Report every line below that holds the word "screenshot".

*Dataset*:

***

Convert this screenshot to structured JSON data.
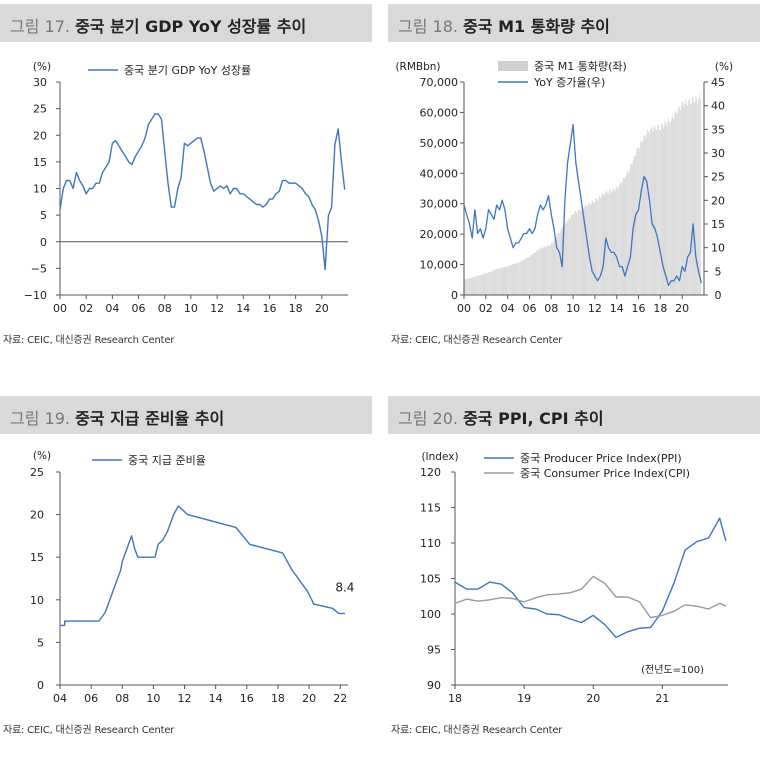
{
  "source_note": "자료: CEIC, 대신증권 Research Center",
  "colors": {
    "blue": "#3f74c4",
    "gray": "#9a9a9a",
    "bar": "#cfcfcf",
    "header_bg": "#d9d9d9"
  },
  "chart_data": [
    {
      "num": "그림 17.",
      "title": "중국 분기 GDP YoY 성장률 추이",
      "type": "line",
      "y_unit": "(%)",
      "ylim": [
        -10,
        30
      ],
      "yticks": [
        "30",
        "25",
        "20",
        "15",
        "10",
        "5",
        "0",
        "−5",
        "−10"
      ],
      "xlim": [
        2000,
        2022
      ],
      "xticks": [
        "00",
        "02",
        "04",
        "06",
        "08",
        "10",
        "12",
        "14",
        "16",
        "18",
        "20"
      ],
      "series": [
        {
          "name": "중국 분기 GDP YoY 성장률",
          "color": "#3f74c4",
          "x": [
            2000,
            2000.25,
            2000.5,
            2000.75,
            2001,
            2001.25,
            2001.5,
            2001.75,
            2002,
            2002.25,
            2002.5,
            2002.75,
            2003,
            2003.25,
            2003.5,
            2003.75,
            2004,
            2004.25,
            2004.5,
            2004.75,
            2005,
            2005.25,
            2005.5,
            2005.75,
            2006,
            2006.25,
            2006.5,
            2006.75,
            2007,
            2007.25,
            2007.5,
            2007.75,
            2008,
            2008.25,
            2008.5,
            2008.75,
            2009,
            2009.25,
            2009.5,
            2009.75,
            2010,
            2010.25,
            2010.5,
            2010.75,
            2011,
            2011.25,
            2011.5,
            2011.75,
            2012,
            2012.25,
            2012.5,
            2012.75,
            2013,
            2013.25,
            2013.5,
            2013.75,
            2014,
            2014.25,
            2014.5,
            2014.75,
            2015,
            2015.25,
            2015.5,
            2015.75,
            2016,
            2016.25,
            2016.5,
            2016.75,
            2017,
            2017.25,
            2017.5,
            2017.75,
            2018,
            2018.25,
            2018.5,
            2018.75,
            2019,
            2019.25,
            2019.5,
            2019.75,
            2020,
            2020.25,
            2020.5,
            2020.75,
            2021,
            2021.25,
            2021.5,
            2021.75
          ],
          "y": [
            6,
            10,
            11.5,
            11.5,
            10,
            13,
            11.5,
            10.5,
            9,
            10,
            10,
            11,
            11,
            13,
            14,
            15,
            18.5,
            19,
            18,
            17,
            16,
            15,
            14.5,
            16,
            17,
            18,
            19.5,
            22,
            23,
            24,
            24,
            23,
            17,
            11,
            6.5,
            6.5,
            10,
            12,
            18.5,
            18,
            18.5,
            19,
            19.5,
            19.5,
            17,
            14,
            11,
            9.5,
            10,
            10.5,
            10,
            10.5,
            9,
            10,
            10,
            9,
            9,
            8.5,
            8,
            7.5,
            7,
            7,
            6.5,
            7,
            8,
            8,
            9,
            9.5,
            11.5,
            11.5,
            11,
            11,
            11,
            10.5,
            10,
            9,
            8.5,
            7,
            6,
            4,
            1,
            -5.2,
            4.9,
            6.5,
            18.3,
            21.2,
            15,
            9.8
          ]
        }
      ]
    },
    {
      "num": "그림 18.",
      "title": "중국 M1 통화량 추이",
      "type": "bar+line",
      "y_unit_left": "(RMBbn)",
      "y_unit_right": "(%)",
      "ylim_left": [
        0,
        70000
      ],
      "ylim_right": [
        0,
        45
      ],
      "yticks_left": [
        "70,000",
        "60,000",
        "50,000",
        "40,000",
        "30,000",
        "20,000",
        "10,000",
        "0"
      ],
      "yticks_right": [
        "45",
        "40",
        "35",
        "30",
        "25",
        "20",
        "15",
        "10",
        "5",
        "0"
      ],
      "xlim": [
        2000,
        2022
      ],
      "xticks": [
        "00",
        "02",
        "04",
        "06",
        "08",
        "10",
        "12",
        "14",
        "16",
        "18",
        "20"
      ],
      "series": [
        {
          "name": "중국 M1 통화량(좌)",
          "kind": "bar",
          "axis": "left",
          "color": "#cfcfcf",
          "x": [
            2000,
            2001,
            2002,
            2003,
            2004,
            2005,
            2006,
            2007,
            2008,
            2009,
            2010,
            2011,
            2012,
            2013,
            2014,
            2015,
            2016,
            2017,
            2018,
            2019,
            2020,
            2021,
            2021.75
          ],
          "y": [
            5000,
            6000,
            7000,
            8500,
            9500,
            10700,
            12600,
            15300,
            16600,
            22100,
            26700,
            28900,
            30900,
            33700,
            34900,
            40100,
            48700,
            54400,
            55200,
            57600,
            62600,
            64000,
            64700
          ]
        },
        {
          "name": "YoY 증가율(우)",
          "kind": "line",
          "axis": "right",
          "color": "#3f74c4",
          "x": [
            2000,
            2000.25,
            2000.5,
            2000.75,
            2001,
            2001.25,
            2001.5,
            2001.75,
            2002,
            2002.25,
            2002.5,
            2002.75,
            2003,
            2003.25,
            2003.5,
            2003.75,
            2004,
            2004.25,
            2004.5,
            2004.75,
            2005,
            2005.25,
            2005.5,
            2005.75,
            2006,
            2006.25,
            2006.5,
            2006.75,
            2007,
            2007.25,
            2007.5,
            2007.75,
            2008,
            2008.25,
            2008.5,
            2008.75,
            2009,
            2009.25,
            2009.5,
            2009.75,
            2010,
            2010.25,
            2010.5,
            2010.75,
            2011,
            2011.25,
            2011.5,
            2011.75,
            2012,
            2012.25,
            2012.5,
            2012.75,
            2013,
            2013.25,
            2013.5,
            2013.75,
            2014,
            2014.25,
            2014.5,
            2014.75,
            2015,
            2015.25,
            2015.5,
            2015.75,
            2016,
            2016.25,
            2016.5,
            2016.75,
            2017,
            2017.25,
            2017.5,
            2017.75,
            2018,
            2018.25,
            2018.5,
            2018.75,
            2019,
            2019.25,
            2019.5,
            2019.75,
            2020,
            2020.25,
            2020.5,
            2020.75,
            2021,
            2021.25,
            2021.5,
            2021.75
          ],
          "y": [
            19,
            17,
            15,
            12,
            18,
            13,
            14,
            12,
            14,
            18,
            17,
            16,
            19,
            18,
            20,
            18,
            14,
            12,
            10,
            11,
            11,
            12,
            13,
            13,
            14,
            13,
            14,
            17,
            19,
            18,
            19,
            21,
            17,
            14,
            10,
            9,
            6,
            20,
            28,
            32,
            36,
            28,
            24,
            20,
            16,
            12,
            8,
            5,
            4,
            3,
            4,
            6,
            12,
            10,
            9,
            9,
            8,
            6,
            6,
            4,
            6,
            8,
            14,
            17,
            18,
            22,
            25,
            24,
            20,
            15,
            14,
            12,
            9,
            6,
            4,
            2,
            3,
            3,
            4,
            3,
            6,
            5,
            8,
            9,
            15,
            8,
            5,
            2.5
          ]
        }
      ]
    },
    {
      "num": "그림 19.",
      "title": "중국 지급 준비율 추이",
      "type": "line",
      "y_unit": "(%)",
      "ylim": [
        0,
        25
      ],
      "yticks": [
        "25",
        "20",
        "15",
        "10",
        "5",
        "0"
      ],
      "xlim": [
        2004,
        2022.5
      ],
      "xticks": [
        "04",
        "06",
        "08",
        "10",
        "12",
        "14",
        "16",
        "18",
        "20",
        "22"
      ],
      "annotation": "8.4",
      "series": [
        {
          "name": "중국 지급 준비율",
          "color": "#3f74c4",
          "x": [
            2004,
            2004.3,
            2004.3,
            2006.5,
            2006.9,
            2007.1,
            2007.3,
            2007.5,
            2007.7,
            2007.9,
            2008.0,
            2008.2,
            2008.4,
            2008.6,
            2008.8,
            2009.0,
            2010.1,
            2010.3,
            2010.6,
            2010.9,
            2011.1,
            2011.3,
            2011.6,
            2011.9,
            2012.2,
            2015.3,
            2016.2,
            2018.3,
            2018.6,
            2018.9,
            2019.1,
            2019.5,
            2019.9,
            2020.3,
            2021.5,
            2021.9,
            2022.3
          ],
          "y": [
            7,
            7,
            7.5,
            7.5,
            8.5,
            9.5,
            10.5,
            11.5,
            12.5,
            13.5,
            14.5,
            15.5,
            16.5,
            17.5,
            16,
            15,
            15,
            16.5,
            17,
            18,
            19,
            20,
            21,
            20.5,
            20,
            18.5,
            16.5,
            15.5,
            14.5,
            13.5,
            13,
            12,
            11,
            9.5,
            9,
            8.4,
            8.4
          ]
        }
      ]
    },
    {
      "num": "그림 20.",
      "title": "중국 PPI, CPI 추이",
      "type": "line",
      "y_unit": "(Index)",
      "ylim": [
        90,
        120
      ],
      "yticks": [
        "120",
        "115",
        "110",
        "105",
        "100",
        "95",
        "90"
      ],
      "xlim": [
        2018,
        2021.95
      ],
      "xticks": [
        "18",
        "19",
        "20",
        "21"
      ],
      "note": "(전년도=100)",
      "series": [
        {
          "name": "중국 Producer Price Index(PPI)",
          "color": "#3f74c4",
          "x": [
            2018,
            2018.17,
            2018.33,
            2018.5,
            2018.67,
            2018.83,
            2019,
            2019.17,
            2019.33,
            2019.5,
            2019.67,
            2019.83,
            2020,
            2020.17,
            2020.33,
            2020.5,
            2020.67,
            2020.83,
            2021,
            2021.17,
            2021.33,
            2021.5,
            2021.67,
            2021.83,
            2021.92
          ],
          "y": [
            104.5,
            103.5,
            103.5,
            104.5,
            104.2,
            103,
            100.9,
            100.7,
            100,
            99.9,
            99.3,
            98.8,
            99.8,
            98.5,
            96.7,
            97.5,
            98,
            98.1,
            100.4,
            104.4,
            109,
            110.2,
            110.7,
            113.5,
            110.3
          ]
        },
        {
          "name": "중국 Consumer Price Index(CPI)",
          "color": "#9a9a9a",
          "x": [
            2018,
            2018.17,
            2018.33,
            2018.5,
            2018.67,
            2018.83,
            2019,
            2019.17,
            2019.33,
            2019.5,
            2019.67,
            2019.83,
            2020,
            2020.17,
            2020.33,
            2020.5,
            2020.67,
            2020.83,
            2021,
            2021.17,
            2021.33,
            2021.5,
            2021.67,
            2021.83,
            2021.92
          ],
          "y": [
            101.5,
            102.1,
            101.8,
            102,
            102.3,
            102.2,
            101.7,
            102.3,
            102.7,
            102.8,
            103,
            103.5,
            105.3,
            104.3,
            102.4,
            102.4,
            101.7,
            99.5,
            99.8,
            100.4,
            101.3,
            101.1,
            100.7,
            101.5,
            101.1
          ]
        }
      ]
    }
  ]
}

***

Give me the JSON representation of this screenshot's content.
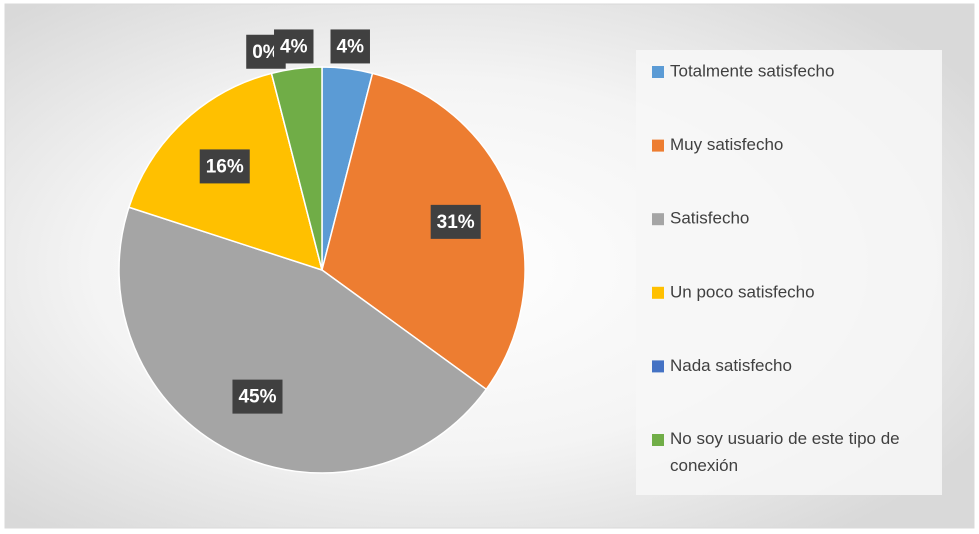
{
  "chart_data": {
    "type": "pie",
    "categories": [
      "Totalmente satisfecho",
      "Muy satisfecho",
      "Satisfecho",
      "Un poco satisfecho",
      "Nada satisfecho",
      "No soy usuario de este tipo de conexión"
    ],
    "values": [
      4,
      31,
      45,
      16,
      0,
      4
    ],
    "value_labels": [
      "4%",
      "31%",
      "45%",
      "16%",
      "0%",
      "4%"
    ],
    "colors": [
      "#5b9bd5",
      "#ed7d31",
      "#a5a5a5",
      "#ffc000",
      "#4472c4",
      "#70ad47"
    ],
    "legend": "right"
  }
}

***

*Exercise result*:
Convert this screenshot to structured JSON data.
Give me the JSON representation of this screenshot's content.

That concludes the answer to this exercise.